▶ [DATA LINES]
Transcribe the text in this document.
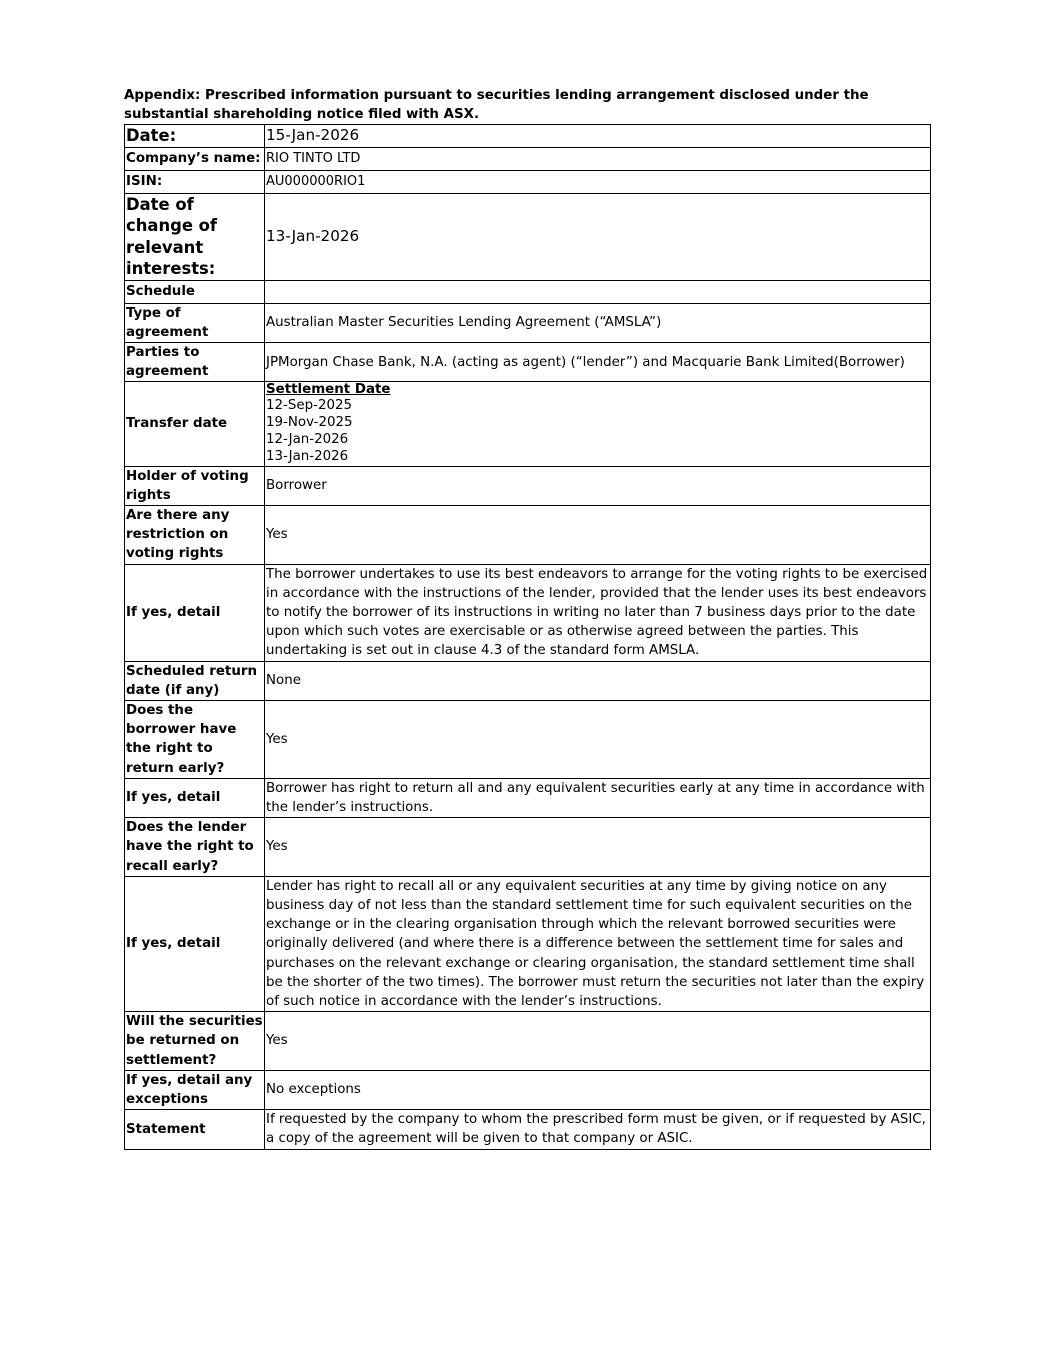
Appendix: Prescribed information pursuant to securities lending arrangement disclosed under the substantial shareholding notice filed with ASX.
Date:	15-Jan-2026
Company’s name:	RIO TINTO LTD
ISIN:	AU000000RIO1
Date of change of relevant interests:	13-Jan-2026
Schedule	
Type of agreement	Australian Master Securities Lending Agreement (“AMSLA”)
Parties to agreement	JPMorgan Chase Bank, N.A. (acting as agent) (“lender”) and Macquarie Bank Limited(Borrower)
Transfer date	Settlement Date
12-Sep-2025
19-Nov-2025
12-Jan-2026
13-Jan-2026

Holder of voting rights	Borrower
Are there any restriction on voting rights	Yes
If yes, detail	The borrower undertakes to use its best endeavors to arrange for the voting rights to be exercised in accordance with the instructions of the lender, provided that the lender uses its best endeavors to notify the borrower of its instructions in writing no later than 7 business days prior to the date upon which such votes are exercisable or as otherwise agreed between the parties. This undertaking is set out in clause 4.3 of the standard form AMSLA.
Scheduled return date (if any)	None
Does the borrower have the right to return early?	Yes
If yes, detail	Borrower has right to return all and any equivalent securities early at any time in accordance with the lender’s instructions.
Does the lender have the right to recall early?	Yes
If yes, detail	Lender has right to recall all or any equivalent securities at any time by giving notice on any business day of not less than the standard settlement time for such equivalent securities on the exchange or in the clearing organisation through which the relevant borrowed securities were originally delivered (and where there is a difference between the settlement time for sales and purchases on the relevant exchange or clearing organisation, the standard settlement time shall be the shorter of the two times). The borrower must return the securities not later than the expiry of such notice in accordance with the lender’s instructions.
Will the securities be returned on settlement?	Yes
If yes, detail any exceptions	No exceptions
Statement	If requested by the company to whom the prescribed form must be given, or if requested by ASIC, a copy of the agreement will be given to that company or ASIC.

▶ [WHAT THE TASK ASKS]
Among the lines of the data above, determine how many contain the word "have". Report the number alone.

▶ [COMPLETED TASK]
2